## Zadanie
Zwróć wszystkie poniższe rekordy, przepisując każdy wiersz bez najmniejszych zmian.

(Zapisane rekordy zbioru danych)
══════════

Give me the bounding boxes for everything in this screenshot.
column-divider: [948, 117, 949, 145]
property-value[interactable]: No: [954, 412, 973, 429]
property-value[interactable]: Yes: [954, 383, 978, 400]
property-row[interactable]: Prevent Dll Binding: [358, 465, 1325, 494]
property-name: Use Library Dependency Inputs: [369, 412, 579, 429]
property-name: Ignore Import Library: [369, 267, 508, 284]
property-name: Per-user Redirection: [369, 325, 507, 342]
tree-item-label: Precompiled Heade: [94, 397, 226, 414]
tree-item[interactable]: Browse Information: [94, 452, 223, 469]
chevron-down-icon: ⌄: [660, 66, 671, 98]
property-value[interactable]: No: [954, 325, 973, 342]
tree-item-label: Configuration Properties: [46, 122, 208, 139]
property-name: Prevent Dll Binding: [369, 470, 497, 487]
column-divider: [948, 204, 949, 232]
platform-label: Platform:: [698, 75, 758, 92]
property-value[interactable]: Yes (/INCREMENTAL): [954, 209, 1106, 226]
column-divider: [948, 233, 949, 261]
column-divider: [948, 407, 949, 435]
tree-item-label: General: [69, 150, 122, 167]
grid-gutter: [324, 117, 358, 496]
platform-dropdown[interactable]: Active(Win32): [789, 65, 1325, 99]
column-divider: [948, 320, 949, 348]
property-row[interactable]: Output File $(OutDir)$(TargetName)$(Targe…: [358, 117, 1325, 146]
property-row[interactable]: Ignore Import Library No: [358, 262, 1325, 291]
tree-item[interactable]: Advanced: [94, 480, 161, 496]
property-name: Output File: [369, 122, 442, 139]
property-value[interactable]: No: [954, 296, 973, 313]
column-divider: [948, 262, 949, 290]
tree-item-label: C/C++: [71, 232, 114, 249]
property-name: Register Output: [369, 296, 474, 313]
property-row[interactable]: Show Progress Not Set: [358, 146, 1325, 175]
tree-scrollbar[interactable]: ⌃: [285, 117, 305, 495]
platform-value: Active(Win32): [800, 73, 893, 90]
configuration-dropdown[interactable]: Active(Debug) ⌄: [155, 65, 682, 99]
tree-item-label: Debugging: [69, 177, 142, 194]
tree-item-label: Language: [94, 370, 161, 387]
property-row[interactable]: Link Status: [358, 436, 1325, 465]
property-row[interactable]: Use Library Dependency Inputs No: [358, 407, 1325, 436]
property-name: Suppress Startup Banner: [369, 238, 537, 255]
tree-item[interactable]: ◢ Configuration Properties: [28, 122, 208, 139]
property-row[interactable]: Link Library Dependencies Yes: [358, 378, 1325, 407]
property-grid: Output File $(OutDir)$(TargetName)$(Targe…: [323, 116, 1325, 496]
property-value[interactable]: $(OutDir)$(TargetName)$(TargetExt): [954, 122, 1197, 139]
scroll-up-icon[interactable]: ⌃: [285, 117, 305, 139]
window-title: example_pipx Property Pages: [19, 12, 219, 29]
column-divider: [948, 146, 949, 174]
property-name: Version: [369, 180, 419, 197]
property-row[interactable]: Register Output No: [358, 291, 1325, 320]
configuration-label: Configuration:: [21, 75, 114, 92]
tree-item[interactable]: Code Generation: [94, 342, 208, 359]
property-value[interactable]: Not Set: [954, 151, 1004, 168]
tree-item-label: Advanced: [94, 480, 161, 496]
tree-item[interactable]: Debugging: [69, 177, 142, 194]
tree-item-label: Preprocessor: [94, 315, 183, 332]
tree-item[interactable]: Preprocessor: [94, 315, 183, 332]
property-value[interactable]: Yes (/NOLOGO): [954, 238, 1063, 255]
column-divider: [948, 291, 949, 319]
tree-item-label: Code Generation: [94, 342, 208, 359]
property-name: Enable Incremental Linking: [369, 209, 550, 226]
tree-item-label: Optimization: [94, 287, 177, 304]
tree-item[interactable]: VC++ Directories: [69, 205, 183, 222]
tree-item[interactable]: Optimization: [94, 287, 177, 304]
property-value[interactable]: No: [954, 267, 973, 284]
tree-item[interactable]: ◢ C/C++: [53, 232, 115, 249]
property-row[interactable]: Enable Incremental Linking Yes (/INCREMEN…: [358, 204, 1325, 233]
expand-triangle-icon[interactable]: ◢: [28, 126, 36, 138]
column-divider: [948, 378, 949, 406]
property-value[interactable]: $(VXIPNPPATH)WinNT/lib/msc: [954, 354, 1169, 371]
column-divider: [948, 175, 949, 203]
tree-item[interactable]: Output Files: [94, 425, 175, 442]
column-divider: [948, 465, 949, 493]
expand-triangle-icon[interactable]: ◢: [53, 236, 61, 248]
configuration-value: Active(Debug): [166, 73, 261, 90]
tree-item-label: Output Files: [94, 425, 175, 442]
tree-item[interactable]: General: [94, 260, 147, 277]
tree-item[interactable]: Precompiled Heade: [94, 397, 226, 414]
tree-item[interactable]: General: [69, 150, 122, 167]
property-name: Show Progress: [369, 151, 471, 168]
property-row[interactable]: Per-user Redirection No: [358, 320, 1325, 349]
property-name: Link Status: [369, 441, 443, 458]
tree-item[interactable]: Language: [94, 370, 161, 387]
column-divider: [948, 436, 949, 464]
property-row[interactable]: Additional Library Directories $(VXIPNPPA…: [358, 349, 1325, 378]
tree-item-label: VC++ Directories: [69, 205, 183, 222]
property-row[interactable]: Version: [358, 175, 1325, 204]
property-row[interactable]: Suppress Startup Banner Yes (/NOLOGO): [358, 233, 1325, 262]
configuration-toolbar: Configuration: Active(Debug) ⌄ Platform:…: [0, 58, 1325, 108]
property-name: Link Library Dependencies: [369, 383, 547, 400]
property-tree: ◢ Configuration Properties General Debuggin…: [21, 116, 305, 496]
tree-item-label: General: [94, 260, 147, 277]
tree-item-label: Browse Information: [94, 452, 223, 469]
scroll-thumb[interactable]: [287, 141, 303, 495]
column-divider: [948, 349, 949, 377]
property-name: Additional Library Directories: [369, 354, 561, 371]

══════════

## Pełna odpowiedź
Give me the bounding boxes for everything in this screenshot.
column-divider: [948, 117, 949, 145]
property-value[interactable]: No: [954, 412, 973, 429]
property-value[interactable]: Yes: [954, 383, 978, 400]
property-row[interactable]: Prevent Dll Binding: [358, 465, 1325, 494]
property-name: Use Library Dependency Inputs: [369, 412, 579, 429]
property-name: Ignore Import Library: [369, 267, 508, 284]
property-name: Per-user Redirection: [369, 325, 507, 342]
tree-item-label: Precompiled Heade: [94, 397, 226, 414]
tree-item[interactable]: Browse Information: [94, 452, 223, 469]
chevron-down-icon: ⌄: [660, 66, 671, 98]
property-value[interactable]: No: [954, 325, 973, 342]
tree-item-label: Configuration Properties: [46, 122, 208, 139]
property-name: Prevent Dll Binding: [369, 470, 497, 487]
column-divider: [948, 204, 949, 232]
platform-label: Platform:: [698, 75, 758, 92]
property-value[interactable]: Yes (/INCREMENTAL): [954, 209, 1106, 226]
column-divider: [948, 233, 949, 261]
column-divider: [948, 407, 949, 435]
tree-item-label: General: [69, 150, 122, 167]
grid-gutter: [324, 117, 358, 496]
platform-dropdown[interactable]: Active(Win32): [789, 65, 1325, 99]
column-divider: [948, 320, 949, 348]
property-row[interactable]: Output File $(OutDir)$(TargetName)$(Targe…: [358, 117, 1325, 146]
property-row[interactable]: Ignore Import Library No: [358, 262, 1325, 291]
tree-item[interactable]: Advanced: [94, 480, 161, 496]
property-name: Output File: [369, 122, 442, 139]
property-value[interactable]: No: [954, 296, 973, 313]
column-divider: [948, 262, 949, 290]
tree-item-label: C/C++: [71, 232, 114, 249]
property-name: Register Output: [369, 296, 474, 313]
property-row[interactable]: Show Progress Not Set: [358, 146, 1325, 175]
tree-scrollbar[interactable]: ⌃: [285, 117, 305, 495]
platform-value: Active(Win32): [800, 73, 893, 90]
configuration-dropdown[interactable]: Active(Debug) ⌄: [155, 65, 682, 99]
tree-item-label: Debugging: [69, 177, 142, 194]
tree-item-label: Language: [94, 370, 161, 387]
property-row[interactable]: Link Status: [358, 436, 1325, 465]
property-row[interactable]: Use Library Dependency Inputs No: [358, 407, 1325, 436]
property-name: Suppress Startup Banner: [369, 238, 537, 255]
tree-item[interactable]: ◢ Configuration Properties: [28, 122, 208, 139]
property-row[interactable]: Link Library Dependencies Yes: [358, 378, 1325, 407]
property-grid: Output File $(OutDir)$(TargetName)$(Targe…: [323, 116, 1325, 496]
property-value[interactable]: $(OutDir)$(TargetName)$(TargetExt): [954, 122, 1197, 139]
scroll-up-icon[interactable]: ⌃: [285, 117, 305, 139]
window-title: example_pipx Property Pages: [19, 12, 219, 29]
column-divider: [948, 146, 949, 174]
property-name: Version: [369, 180, 419, 197]
property-row[interactable]: Register Output No: [358, 291, 1325, 320]
configuration-label: Configuration:: [21, 75, 114, 92]
tree-item[interactable]: Code Generation: [94, 342, 208, 359]
property-value[interactable]: Not Set: [954, 151, 1004, 168]
tree-item-label: Advanced: [94, 480, 161, 496]
tree-item[interactable]: Debugging: [69, 177, 142, 194]
tree-item-label: Preprocessor: [94, 315, 183, 332]
tree-item[interactable]: Preprocessor: [94, 315, 183, 332]
property-value[interactable]: Yes (/NOLOGO): [954, 238, 1063, 255]
column-divider: [948, 291, 949, 319]
tree-item-label: Code Generation: [94, 342, 208, 359]
property-name: Enable Incremental Linking: [369, 209, 550, 226]
tree-item-label: Optimization: [94, 287, 177, 304]
tree-item[interactable]: VC++ Directories: [69, 205, 183, 222]
tree-item[interactable]: Optimization: [94, 287, 177, 304]
property-value[interactable]: No: [954, 267, 973, 284]
tree-item[interactable]: ◢ C/C++: [53, 232, 115, 249]
property-row[interactable]: Enable Incremental Linking Yes (/INCREMEN…: [358, 204, 1325, 233]
expand-triangle-icon[interactable]: ◢: [28, 126, 36, 138]
column-divider: [948, 378, 949, 406]
property-value[interactable]: $(VXIPNPPATH)WinNT/lib/msc: [954, 354, 1169, 371]
column-divider: [948, 175, 949, 203]
tree-item[interactable]: Output Files: [94, 425, 175, 442]
column-divider: [948, 465, 949, 493]
expand-triangle-icon[interactable]: ◢: [53, 236, 61, 248]
configuration-value: Active(Debug): [166, 73, 261, 90]
tree-item-label: Output Files: [94, 425, 175, 442]
tree-item[interactable]: General: [94, 260, 147, 277]
tree-item[interactable]: Precompiled Heade: [94, 397, 226, 414]
tree-item[interactable]: General: [69, 150, 122, 167]
property-name: Show Progress: [369, 151, 471, 168]
property-row[interactable]: Per-user Redirection No: [358, 320, 1325, 349]
property-name: Link Status: [369, 441, 443, 458]
tree-item[interactable]: Language: [94, 370, 161, 387]
column-divider: [948, 436, 949, 464]
property-row[interactable]: Additional Library Directories $(VXIPNPPA…: [358, 349, 1325, 378]
tree-item-label: VC++ Directories: [69, 205, 183, 222]
property-row[interactable]: Version: [358, 175, 1325, 204]
property-row[interactable]: Suppress Startup Banner Yes (/NOLOGO): [358, 233, 1325, 262]
configuration-toolbar: Configuration: Active(Debug) ⌄ Platform:…: [0, 58, 1325, 108]
property-name: Link Library Dependencies: [369, 383, 547, 400]
property-tree: ◢ Configuration Properties General Debuggin…: [21, 116, 305, 496]
tree-item-label: General: [94, 260, 147, 277]
tree-item-label: Browse Information: [94, 452, 223, 469]
scroll-thumb[interactable]: [287, 141, 303, 495]
column-divider: [948, 349, 949, 377]
property-name: Additional Library Directories: [369, 354, 561, 371]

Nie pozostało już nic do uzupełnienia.